• [Written request]
Copy each line of the entries beneath that contains the word "distance".

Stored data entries
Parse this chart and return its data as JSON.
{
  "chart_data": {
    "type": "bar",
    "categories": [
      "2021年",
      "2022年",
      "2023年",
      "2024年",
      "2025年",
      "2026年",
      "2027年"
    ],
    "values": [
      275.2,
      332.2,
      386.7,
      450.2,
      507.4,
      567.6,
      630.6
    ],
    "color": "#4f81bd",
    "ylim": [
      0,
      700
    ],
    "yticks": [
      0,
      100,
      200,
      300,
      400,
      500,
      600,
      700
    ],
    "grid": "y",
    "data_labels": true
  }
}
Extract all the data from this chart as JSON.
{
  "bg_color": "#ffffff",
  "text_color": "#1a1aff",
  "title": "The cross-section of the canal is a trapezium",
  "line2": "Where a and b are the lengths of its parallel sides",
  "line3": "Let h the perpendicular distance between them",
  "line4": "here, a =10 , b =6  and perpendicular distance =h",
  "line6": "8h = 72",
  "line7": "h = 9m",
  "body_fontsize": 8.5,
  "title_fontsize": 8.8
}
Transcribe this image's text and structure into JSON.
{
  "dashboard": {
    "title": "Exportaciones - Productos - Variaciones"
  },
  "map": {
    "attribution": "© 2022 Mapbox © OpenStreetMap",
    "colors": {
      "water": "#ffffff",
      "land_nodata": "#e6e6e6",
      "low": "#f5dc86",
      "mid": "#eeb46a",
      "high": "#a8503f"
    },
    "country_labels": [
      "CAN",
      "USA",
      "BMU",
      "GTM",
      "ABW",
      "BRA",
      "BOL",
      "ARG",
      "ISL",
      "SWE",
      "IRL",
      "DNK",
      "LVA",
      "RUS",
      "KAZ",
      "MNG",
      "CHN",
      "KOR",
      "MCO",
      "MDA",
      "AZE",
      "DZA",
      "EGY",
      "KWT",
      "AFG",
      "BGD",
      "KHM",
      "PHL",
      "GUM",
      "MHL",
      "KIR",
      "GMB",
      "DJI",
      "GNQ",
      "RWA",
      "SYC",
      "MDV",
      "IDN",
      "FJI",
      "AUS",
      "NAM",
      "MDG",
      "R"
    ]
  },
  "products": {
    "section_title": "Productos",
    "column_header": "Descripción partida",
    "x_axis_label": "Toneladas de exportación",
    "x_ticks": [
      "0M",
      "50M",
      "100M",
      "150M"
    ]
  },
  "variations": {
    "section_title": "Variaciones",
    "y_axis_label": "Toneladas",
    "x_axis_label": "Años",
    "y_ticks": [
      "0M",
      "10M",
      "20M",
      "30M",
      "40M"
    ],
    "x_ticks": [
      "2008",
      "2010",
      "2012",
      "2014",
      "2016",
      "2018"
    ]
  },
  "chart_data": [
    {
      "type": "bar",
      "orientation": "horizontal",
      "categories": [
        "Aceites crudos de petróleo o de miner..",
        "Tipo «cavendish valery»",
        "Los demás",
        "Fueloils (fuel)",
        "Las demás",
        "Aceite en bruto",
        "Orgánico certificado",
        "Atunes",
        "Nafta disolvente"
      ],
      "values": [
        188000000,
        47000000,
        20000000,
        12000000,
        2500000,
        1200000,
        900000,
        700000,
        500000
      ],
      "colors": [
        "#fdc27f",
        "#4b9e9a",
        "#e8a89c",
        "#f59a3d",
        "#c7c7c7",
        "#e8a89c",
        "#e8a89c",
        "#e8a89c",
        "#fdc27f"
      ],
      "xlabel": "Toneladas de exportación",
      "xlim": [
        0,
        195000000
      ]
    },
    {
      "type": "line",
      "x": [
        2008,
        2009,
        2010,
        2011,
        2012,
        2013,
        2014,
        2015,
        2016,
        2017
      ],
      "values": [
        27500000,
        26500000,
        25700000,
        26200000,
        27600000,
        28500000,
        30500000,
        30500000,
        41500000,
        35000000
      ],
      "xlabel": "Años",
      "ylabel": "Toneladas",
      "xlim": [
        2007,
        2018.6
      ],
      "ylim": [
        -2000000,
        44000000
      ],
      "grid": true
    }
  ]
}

• [Response to the task]
  "line3": "Let h the perpendicular distance between them",
  "line4": "here, a =10 , b =6  and perpendicular distance =h",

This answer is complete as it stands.